## Work to do
Write out the entries again exactly as they are given.

********

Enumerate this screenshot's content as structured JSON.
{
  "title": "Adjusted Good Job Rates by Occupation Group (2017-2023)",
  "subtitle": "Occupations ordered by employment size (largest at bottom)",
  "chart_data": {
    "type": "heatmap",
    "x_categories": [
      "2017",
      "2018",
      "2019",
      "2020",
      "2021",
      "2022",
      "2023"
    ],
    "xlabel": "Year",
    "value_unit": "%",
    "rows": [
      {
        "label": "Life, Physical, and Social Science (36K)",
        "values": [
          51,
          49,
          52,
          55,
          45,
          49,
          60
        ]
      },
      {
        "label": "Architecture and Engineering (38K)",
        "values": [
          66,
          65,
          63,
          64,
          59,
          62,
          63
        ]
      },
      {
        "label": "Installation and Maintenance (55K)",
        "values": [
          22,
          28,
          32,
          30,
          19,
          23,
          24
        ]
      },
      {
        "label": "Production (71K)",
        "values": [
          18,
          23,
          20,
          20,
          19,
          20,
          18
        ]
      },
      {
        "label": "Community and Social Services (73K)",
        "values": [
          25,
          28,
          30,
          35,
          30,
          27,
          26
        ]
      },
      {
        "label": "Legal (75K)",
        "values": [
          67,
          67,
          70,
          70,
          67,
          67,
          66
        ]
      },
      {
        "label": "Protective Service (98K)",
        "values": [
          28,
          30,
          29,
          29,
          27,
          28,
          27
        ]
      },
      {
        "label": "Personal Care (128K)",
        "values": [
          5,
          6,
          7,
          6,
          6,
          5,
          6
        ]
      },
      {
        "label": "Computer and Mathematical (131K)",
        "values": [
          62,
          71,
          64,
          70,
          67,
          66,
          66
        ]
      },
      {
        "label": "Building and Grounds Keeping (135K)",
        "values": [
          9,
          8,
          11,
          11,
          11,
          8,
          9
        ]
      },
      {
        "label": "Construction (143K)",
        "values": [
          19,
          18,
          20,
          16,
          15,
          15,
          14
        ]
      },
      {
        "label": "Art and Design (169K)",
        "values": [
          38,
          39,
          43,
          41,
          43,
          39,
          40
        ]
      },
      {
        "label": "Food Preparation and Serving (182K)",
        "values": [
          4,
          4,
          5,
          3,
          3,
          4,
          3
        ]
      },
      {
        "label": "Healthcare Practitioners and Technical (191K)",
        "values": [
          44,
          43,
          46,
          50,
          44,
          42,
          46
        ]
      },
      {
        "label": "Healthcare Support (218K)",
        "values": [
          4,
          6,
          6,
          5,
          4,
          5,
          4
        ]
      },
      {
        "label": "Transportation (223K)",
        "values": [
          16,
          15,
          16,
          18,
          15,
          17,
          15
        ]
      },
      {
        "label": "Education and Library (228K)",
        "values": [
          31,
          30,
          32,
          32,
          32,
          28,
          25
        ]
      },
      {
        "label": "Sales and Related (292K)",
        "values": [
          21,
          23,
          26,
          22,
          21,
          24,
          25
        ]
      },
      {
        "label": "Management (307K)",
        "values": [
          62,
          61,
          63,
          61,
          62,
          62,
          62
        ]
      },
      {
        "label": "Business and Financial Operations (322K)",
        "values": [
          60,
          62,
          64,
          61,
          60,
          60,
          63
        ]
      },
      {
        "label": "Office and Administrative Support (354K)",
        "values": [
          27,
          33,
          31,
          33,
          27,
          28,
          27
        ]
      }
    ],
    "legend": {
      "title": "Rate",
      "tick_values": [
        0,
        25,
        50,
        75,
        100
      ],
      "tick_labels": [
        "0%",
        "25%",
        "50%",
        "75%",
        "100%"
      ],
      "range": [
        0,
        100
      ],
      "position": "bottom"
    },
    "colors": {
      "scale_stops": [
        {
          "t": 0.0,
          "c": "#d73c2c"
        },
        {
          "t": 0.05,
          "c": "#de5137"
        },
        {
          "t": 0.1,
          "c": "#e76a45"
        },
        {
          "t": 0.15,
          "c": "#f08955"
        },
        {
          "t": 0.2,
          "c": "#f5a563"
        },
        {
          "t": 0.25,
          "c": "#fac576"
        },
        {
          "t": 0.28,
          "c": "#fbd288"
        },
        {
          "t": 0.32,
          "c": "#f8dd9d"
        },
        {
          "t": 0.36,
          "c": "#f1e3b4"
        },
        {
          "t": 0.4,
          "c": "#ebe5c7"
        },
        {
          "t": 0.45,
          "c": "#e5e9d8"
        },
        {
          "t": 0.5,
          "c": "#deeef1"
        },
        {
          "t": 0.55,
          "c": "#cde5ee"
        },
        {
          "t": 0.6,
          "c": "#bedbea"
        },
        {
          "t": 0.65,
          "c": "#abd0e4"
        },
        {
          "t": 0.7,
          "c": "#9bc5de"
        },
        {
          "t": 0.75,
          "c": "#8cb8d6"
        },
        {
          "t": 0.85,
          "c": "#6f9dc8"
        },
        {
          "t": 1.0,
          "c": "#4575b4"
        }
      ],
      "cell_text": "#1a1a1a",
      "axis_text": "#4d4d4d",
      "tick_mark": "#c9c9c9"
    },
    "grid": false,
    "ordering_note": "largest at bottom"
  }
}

********

## Output of the exercise
Enumerate this screenshot's content as structured JSON.
{
  "title": "Adjusted Good Job Rates by Occupation Group (2017-2023)",
  "subtitle": "Occupations ordered by employment size (largest at bottom)",
  "chart_data": {
    "type": "heatmap",
    "x_categories": [
      "2017",
      "2018",
      "2019",
      "2020",
      "2021",
      "2022",
      "2023"
    ],
    "xlabel": "Year",
    "value_unit": "%",
    "rows": [
      {
        "label": "Life, Physical, and Social Science (36K)",
        "values": [
          51,
          49,
          52,
          55,
          45,
          49,
          60
        ]
      },
      {
        "label": "Architecture and Engineering (38K)",
        "values": [
          66,
          65,
          63,
          64,
          59,
          62,
          63
        ]
      },
      {
        "label": "Installation and Maintenance (55K)",
        "values": [
          22,
          28,
          32,
          30,
          19,
          23,
          24
        ]
      },
      {
        "label": "Production (71K)",
        "values": [
          18,
          23,
          20,
          20,
          19,
          20,
          18
        ]
      },
      {
        "label": "Community and Social Services (73K)",
        "values": [
          25,
          28,
          30,
          35,
          30,
          27,
          26
        ]
      },
      {
        "label": "Legal (75K)",
        "values": [
          67,
          67,
          70,
          70,
          67,
          67,
          66
        ]
      },
      {
        "label": "Protective Service (98K)",
        "values": [
          28,
          30,
          29,
          29,
          27,
          28,
          27
        ]
      },
      {
        "label": "Personal Care (128K)",
        "values": [
          5,
          6,
          7,
          6,
          6,
          5,
          6
        ]
      },
      {
        "label": "Computer and Mathematical (131K)",
        "values": [
          62,
          71,
          64,
          70,
          67,
          66,
          66
        ]
      },
      {
        "label": "Building and Grounds Keeping (135K)",
        "values": [
          9,
          8,
          11,
          11,
          11,
          8,
          9
        ]
      },
      {
        "label": "Construction (143K)",
        "values": [
          19,
          18,
          20,
          16,
          15,
          15,
          14
        ]
      },
      {
        "label": "Art and Design (169K)",
        "values": [
          38,
          39,
          43,
          41,
          43,
          39,
          40
        ]
      },
      {
        "label": "Food Preparation and Serving (182K)",
        "values": [
          4,
          4,
          5,
          3,
          3,
          4,
          3
        ]
      },
      {
        "label": "Healthcare Practitioners and Technical (191K)",
        "values": [
          44,
          43,
          46,
          50,
          44,
          42,
          46
        ]
      },
      {
        "label": "Healthcare Support (218K)",
        "values": [
          4,
          6,
          6,
          5,
          4,
          5,
          4
        ]
      },
      {
        "label": "Transportation (223K)",
        "values": [
          16,
          15,
          16,
          18,
          15,
          17,
          15
        ]
      },
      {
        "label": "Education and Library (228K)",
        "values": [
          31,
          30,
          32,
          32,
          32,
          28,
          25
        ]
      },
      {
        "label": "Sales and Related (292K)",
        "values": [
          21,
          23,
          26,
          22,
          21,
          24,
          25
        ]
      },
      {
        "label": "Management (307K)",
        "values": [
          62,
          61,
          63,
          61,
          62,
          62,
          62
        ]
      },
      {
        "label": "Business and Financial Operations (322K)",
        "values": [
          60,
          62,
          64,
          61,
          60,
          60,
          63
        ]
      },
      {
        "label": "Office and Administrative Support (354K)",
        "values": [
          27,
          33,
          31,
          33,
          27,
          28,
          27
        ]
      }
    ],
    "legend": {
      "title": "Rate",
      "tick_values": [
        0,
        25,
        50,
        75,
        100
      ],
      "tick_labels": [
        "0%",
        "25%",
        "50%",
        "75%",
        "100%"
      ],
      "range": [
        0,
        100
      ],
      "position": "bottom"
    },
    "colors": {
      "scale_stops": [
        {
          "t": 0.0,
          "c": "#d73c2c"
        },
        {
          "t": 0.05,
          "c": "#de5137"
        },
        {
          "t": 0.1,
          "c": "#e76a45"
        },
        {
          "t": 0.15,
          "c": "#f08955"
        },
        {
          "t": 0.2,
          "c": "#f5a563"
        },
        {
          "t": 0.25,
          "c": "#fac576"
        },
        {
          "t": 0.28,
          "c": "#fbd288"
        },
        {
          "t": 0.32,
          "c": "#f8dd9d"
        },
        {
          "t": 0.36,
          "c": "#f1e3b4"
        },
        {
          "t": 0.4,
          "c": "#ebe5c7"
        },
        {
          "t": 0.45,
          "c": "#e5e9d8"
        },
        {
          "t": 0.5,
          "c": "#deeef1"
        },
        {
          "t": 0.55,
          "c": "#cde5ee"
        },
        {
          "t": 0.6,
          "c": "#bedbea"
        },
        {
          "t": 0.65,
          "c": "#abd0e4"
        },
        {
          "t": 0.7,
          "c": "#9bc5de"
        },
        {
          "t": 0.75,
          "c": "#8cb8d6"
        },
        {
          "t": 0.85,
          "c": "#6f9dc8"
        },
        {
          "t": 1.0,
          "c": "#4575b4"
        }
      ],
      "cell_text": "#1a1a1a",
      "axis_text": "#4d4d4d",
      "tick_mark": "#c9c9c9"
    },
    "grid": false,
    "ordering_note": "largest at bottom"
  }
}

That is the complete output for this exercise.